● Short problem
Write out the material below again, unchanged.

● Dataset records
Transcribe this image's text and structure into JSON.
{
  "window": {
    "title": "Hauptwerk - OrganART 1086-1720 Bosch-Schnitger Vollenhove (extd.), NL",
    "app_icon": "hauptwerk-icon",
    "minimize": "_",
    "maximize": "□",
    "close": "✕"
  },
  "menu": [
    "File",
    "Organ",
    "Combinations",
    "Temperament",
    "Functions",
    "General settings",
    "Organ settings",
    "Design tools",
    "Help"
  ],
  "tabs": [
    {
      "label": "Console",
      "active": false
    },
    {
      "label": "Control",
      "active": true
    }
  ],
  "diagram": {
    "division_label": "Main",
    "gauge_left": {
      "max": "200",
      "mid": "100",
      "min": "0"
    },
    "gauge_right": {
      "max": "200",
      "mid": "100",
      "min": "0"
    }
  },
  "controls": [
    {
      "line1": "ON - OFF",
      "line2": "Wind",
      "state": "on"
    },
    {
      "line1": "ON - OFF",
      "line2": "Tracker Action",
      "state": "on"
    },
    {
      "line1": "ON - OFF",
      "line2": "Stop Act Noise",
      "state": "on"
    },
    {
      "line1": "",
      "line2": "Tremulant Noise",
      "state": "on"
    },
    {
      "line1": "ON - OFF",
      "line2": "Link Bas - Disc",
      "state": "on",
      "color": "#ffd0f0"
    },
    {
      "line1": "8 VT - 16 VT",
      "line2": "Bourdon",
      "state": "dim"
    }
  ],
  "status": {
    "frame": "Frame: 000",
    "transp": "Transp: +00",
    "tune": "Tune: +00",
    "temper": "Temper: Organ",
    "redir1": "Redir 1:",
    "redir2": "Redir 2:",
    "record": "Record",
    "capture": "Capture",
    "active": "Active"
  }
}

● Answer to the task
Transcribe this image's text and structure into JSON.
{
  "window": {
    "title": "Hauptwerk - OrganART 1086-1720 Bosch-Schnitger Vollenhove (extd.), NL",
    "app_icon": "hauptwerk-icon",
    "minimize": "_",
    "maximize": "□",
    "close": "✕"
  },
  "menu": [
    "File",
    "Organ",
    "Combinations",
    "Temperament",
    "Functions",
    "General settings",
    "Organ settings",
    "Design tools",
    "Help"
  ],
  "tabs": [
    {
      "label": "Console",
      "active": false
    },
    {
      "label": "Control",
      "active": true
    }
  ],
  "diagram": {
    "division_label": "Main",
    "gauge_left": {
      "max": "200",
      "mid": "100",
      "min": "0"
    },
    "gauge_right": {
      "max": "200",
      "mid": "100",
      "min": "0"
    }
  },
  "controls": [
    {
      "line1": "ON - OFF",
      "line2": "Wind",
      "state": "on"
    },
    {
      "line1": "ON - OFF",
      "line2": "Tracker Action",
      "state": "on"
    },
    {
      "line1": "ON - OFF",
      "line2": "Stop Act Noise",
      "state": "on"
    },
    {
      "line1": "",
      "line2": "Tremulant Noise",
      "state": "on"
    },
    {
      "line1": "ON - OFF",
      "line2": "Link Bas - Disc",
      "state": "on",
      "color": "#ffd0f0"
    },
    {
      "line1": "8 VT - 16 VT",
      "line2": "Bourdon",
      "state": "dim"
    }
  ],
  "status": {
    "frame": "Frame: 000",
    "transp": "Transp: +00",
    "tune": "Tune: +00",
    "temper": "Temper: Organ",
    "redir1": "Redir 1:",
    "redir2": "Redir 2:",
    "record": "Record",
    "capture": "Capture",
    "active": "Active"
  }
}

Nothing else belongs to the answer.